▶ **Problem details**
Find each line containing the string "JSON" and return it.

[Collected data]
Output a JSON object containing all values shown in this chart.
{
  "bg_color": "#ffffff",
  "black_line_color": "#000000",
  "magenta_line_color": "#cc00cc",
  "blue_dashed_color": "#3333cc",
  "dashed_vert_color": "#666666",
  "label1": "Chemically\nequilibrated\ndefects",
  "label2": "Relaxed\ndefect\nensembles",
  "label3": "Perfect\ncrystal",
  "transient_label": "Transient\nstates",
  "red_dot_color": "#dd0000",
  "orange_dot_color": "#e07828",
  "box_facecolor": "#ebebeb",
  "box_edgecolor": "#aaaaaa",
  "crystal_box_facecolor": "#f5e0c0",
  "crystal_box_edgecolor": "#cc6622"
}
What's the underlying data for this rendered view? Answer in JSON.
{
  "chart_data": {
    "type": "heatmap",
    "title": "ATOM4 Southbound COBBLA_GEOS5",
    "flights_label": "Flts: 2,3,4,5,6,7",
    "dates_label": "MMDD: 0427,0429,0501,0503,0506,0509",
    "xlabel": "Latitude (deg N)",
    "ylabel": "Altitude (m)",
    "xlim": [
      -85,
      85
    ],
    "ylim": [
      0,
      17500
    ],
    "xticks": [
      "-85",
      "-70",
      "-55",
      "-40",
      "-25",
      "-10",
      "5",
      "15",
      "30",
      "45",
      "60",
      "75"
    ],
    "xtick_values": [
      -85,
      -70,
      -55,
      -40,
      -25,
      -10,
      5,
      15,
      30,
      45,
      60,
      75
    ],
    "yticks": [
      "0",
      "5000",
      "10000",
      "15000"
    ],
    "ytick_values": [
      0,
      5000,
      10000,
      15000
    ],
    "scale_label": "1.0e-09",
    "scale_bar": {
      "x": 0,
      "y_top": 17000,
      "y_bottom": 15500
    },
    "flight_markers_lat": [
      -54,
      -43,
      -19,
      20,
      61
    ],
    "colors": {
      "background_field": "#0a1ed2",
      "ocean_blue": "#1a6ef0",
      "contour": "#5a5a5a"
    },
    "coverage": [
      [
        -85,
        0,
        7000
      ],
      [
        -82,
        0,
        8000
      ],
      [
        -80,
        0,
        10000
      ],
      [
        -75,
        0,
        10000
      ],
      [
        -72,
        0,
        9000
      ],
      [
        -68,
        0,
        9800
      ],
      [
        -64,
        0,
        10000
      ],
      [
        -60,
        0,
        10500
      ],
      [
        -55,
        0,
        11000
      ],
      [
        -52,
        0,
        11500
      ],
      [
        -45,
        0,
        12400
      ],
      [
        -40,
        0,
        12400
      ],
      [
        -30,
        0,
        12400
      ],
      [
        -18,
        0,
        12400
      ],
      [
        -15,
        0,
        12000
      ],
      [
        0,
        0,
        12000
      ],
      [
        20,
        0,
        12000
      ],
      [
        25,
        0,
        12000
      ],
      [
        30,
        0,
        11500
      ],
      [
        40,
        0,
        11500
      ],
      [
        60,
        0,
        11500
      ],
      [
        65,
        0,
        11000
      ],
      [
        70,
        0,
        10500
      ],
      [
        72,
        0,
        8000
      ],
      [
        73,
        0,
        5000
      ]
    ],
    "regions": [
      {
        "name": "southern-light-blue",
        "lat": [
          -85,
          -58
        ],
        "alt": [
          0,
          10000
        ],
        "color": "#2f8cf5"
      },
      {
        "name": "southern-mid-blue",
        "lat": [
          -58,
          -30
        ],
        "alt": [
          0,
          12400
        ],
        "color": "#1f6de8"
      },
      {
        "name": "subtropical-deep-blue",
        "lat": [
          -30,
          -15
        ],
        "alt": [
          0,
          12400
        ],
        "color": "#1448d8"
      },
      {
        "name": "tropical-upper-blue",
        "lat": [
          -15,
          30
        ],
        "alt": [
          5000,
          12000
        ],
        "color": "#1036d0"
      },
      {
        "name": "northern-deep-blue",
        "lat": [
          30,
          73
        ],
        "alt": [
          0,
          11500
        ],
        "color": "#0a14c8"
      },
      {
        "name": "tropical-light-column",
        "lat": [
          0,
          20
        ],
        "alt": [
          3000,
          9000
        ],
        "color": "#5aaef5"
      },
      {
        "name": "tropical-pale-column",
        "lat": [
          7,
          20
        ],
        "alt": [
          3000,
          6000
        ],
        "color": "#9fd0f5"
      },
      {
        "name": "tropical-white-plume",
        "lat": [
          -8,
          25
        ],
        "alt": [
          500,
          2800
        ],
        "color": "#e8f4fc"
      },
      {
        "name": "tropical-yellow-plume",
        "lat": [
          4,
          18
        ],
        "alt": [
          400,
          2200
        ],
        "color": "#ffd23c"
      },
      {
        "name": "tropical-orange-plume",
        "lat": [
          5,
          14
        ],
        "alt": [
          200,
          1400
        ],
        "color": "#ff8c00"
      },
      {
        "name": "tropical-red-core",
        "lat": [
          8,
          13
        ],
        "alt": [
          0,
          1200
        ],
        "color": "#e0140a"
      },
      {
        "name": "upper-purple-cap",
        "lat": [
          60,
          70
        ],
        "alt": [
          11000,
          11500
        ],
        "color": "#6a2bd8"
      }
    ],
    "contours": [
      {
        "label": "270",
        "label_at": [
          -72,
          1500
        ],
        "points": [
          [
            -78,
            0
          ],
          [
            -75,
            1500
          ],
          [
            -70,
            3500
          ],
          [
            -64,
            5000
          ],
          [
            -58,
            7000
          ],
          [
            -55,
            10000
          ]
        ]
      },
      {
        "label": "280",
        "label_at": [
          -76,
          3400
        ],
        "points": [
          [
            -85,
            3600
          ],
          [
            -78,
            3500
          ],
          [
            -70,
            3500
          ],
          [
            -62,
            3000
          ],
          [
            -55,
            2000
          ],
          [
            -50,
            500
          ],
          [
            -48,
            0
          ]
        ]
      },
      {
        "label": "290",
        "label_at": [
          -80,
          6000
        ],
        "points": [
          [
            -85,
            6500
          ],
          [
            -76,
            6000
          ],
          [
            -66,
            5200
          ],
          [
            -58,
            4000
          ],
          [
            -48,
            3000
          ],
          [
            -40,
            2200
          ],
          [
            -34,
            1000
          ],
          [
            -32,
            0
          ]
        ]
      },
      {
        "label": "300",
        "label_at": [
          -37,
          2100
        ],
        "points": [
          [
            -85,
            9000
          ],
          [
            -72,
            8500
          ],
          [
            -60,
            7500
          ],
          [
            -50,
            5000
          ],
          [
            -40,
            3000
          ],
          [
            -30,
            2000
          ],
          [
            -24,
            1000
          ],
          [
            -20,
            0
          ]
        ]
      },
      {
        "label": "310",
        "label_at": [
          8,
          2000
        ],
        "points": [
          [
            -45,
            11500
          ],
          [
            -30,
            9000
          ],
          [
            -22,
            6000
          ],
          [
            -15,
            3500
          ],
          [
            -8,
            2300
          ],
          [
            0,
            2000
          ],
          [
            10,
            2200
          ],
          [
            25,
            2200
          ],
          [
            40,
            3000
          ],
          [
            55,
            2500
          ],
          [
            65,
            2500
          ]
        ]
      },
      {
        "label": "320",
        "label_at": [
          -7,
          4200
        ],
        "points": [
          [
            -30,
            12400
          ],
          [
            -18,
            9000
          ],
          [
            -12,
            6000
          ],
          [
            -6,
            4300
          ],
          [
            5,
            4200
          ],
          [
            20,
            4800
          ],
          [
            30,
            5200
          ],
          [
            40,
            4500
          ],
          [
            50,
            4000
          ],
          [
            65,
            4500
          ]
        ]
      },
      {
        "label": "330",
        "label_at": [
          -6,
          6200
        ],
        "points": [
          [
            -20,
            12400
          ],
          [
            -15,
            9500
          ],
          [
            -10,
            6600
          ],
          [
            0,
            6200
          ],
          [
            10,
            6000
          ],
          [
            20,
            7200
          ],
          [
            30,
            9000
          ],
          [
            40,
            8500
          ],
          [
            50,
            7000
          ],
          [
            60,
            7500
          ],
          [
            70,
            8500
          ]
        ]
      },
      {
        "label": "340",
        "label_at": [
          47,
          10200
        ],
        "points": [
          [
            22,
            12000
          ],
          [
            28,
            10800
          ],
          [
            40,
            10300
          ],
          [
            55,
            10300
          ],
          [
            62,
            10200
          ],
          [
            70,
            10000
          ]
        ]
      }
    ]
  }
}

▶ **Complete response**
Output a JSON object containing all values shown in this chart.
What's the underlying data for this rendered view? Answer in JSON.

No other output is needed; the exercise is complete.